— START MATERIAL SUPPLIED —
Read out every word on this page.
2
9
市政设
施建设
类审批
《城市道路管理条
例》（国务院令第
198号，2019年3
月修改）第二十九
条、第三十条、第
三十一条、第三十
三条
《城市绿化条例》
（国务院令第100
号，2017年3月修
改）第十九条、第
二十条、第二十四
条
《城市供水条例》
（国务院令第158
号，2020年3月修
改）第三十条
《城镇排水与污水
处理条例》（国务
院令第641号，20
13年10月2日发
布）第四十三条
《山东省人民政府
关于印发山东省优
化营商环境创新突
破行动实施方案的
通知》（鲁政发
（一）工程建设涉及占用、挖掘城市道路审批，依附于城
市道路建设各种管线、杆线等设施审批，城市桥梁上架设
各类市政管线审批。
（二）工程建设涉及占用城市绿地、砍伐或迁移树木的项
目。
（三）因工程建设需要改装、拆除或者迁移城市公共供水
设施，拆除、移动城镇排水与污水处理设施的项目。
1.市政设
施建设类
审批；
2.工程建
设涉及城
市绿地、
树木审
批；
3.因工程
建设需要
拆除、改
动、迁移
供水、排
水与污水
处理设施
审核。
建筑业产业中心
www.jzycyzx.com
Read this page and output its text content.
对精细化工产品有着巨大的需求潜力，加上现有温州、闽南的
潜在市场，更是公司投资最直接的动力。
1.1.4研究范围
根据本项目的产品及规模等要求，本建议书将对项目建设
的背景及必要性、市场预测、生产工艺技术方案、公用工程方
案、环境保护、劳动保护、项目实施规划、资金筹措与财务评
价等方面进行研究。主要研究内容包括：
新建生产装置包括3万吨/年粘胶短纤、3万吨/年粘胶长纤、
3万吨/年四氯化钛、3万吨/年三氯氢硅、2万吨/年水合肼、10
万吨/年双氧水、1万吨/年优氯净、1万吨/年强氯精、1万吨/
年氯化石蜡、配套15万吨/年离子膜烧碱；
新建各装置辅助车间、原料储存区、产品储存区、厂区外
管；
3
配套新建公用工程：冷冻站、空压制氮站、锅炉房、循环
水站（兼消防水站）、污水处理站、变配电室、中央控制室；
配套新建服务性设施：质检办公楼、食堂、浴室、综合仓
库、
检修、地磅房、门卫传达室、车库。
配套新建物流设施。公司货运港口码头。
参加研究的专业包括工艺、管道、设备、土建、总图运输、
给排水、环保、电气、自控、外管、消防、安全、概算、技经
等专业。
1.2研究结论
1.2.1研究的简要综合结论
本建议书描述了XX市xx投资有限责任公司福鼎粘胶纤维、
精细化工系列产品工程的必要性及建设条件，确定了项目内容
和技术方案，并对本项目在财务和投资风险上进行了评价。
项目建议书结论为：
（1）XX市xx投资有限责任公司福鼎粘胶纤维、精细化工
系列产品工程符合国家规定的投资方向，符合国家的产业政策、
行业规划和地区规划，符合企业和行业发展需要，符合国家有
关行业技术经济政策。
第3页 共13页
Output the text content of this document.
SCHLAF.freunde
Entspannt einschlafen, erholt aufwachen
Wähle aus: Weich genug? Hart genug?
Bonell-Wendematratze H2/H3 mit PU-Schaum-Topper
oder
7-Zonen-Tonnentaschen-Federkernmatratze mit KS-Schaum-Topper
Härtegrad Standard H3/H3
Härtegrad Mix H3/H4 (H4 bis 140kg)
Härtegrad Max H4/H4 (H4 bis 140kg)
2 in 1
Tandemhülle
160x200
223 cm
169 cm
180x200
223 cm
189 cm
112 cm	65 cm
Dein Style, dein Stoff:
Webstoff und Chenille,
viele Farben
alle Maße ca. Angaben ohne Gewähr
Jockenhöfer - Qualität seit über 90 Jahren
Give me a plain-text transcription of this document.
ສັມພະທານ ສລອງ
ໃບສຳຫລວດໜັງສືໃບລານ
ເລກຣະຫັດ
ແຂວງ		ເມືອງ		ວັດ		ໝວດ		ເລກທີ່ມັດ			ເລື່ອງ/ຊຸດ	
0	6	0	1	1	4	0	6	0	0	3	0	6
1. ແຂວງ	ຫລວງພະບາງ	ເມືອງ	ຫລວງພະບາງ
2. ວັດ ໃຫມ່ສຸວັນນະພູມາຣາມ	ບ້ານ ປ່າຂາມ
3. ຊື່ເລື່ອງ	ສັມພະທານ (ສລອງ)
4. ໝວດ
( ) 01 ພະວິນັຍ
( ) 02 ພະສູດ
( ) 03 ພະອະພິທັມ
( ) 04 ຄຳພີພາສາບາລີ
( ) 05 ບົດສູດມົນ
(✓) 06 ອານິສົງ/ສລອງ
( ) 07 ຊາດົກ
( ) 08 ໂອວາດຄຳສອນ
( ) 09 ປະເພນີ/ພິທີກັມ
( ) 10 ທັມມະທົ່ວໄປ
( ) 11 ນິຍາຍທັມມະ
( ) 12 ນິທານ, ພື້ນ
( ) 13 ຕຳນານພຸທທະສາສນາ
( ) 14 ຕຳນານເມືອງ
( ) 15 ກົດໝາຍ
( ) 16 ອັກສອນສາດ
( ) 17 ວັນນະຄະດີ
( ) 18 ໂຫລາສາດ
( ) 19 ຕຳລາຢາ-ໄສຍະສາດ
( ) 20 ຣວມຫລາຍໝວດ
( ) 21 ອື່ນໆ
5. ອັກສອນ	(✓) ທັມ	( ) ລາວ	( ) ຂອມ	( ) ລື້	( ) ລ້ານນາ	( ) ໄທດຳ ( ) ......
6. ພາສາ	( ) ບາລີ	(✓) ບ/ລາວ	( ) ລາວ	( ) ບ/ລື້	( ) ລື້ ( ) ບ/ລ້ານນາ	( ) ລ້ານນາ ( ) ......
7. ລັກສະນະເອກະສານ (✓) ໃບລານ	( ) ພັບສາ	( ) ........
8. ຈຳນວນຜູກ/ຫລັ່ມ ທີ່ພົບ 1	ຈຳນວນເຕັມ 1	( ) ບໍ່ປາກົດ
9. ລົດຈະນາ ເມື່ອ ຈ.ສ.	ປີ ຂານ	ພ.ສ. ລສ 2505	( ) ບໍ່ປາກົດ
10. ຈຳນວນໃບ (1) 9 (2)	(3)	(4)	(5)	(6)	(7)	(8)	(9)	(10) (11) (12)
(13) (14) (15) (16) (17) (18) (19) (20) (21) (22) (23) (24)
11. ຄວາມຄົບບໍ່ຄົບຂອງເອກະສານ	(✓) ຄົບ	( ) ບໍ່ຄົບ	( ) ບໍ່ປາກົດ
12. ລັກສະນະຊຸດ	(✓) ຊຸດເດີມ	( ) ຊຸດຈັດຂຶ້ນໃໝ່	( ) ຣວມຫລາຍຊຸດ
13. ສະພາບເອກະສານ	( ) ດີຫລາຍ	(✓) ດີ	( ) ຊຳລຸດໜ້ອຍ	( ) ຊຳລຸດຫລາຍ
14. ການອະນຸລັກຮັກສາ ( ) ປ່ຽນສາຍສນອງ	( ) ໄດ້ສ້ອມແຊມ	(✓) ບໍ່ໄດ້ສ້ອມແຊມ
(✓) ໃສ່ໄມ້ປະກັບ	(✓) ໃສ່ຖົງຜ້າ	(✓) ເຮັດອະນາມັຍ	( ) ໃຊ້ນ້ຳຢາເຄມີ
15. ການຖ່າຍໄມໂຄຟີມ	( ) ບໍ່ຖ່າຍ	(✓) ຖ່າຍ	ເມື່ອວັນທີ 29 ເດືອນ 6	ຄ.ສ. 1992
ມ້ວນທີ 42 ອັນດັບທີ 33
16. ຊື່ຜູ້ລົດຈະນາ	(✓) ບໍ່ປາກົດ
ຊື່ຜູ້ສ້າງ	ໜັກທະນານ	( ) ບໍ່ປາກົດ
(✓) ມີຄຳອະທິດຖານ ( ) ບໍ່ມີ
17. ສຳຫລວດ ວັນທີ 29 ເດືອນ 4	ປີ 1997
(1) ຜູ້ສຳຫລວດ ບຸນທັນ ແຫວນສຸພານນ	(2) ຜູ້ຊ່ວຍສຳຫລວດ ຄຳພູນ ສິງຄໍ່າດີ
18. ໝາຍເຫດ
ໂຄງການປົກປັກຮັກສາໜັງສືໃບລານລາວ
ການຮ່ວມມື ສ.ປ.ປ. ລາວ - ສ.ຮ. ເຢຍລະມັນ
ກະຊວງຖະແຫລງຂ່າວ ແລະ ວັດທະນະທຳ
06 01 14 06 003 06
— END MATERIAL SUPPLIED —
> EXERCISE DETAILS: Repeat exactly, and only, the lines from the line with "Give me a plain-text" through the end of the listing above, both ends included.

> RESPONSE TO THIS TASK:
Give me a plain-text transcription of this document.
ສັມພະທານ ສລອງ
ໃບສຳຫລວດໜັງສືໃບລານ
ເລກຣະຫັດ
ແຂວງ		ເມືອງ		ວັດ		ໝວດ		ເລກທີ່ມັດ			ເລື່ອງ/ຊຸດ	
0	6	0	1	1	4	0	6	0	0	3	0	6
1. ແຂວງ	ຫລວງພະບາງ	ເມືອງ	ຫລວງພະບາງ
2. ວັດ ໃຫມ່ສຸວັນນະພູມາຣາມ	ບ້ານ ປ່າຂາມ
3. ຊື່ເລື່ອງ	ສັມພະທານ (ສລອງ)
4. ໝວດ
( ) 01 ພະວິນັຍ
( ) 02 ພະສູດ
( ) 03 ພະອະພິທັມ
( ) 04 ຄຳພີພາສາບາລີ
( ) 05 ບົດສູດມົນ
(✓) 06 ອານິສົງ/ສລອງ
( ) 07 ຊາດົກ
( ) 08 ໂອວາດຄຳສອນ
( ) 09 ປະເພນີ/ພິທີກັມ
( ) 10 ທັມມະທົ່ວໄປ
( ) 11 ນິຍາຍທັມມະ
( ) 12 ນິທານ, ພື້ນ
( ) 13 ຕຳນານພຸທທະສາສນາ
( ) 14 ຕຳນານເມືອງ
( ) 15 ກົດໝາຍ
( ) 16 ອັກສອນສາດ
( ) 17 ວັນນະຄະດີ
( ) 18 ໂຫລາສາດ
( ) 19 ຕຳລາຢາ-ໄສຍະສາດ
( ) 20 ຣວມຫລາຍໝວດ
( ) 21 ອື່ນໆ
5. ອັກສອນ	(✓) ທັມ	( ) ລາວ	( ) ຂອມ	( ) ລື້	( ) ລ້ານນາ	( ) ໄທດຳ ( ) ......
6. ພາສາ	( ) ບາລີ	(✓) ບ/ລາວ	( ) ລາວ	( ) ບ/ລື້	( ) ລື້ ( ) ບ/ລ້ານນາ	( ) ລ້ານນາ ( ) ......
7. ລັກສະນະເອກະສານ (✓) ໃບລານ	( ) ພັບສາ	( ) ........
8. ຈຳນວນຜູກ/ຫລັ່ມ ທີ່ພົບ 1	ຈຳນວນເຕັມ 1	( ) ບໍ່ປາກົດ
9. ລົດຈະນາ ເມື່ອ ຈ.ສ.	ປີ ຂານ	ພ.ສ. ລສ 2505	( ) ບໍ່ປາກົດ
10. ຈຳນວນໃບ (1) 9 (2)	(3)	(4)	(5)	(6)	(7)	(8)	(9)	(10) (11) (12)
(13) (14) (15) (16) (17) (18) (19) (20) (21) (22) (23) (24)
11. ຄວາມຄົບບໍ່ຄົບຂອງເອກະສານ	(✓) ຄົບ	( ) ບໍ່ຄົບ	( ) ບໍ່ປາກົດ
12. ລັກສະນະຊຸດ	(✓) ຊຸດເດີມ	( ) ຊຸດຈັດຂຶ້ນໃໝ່	( ) ຣວມຫລາຍຊຸດ
13. ສະພາບເອກະສານ	( ) ດີຫລາຍ	(✓) ດີ	( ) ຊຳລຸດໜ້ອຍ	( ) ຊຳລຸດຫລາຍ
14. ການອະນຸລັກຮັກສາ ( ) ປ່ຽນສາຍສນອງ	( ) ໄດ້ສ້ອມແຊມ	(✓) ບໍ່ໄດ້ສ້ອມແຊມ
(✓) ໃສ່ໄມ້ປະກັບ	(✓) ໃສ່ຖົງຜ້າ	(✓) ເຮັດອະນາມັຍ	( ) ໃຊ້ນ້ຳຢາເຄມີ
15. ການຖ່າຍໄມໂຄຟີມ	( ) ບໍ່ຖ່າຍ	(✓) ຖ່າຍ	ເມື່ອວັນທີ 29 ເດືອນ 6	ຄ.ສ. 1992
ມ້ວນທີ 42 ອັນດັບທີ 33
16. ຊື່ຜູ້ລົດຈະນາ	(✓) ບໍ່ປາກົດ
ຊື່ຜູ້ສ້າງ	ໜັກທະນານ	( ) ບໍ່ປາກົດ
(✓) ມີຄຳອະທິດຖານ ( ) ບໍ່ມີ
17. ສຳຫລວດ ວັນທີ 29 ເດືອນ 4	ປີ 1997
(1) ຜູ້ສຳຫລວດ ບຸນທັນ ແຫວນສຸພານນ	(2) ຜູ້ຊ່ວຍສຳຫລວດ ຄຳພູນ ສິງຄໍ່າດີ
18. ໝາຍເຫດ
ໂຄງການປົກປັກຮັກສາໜັງສືໃບລານລາວ
ການຮ່ວມມື ສ.ປ.ປ. ລາວ - ສ.ຮ. ເຢຍລະມັນ
ກະຊວງຖະແຫລງຂ່າວ ແລະ ວັດທະນະທຳ
06 01 14 06 003 06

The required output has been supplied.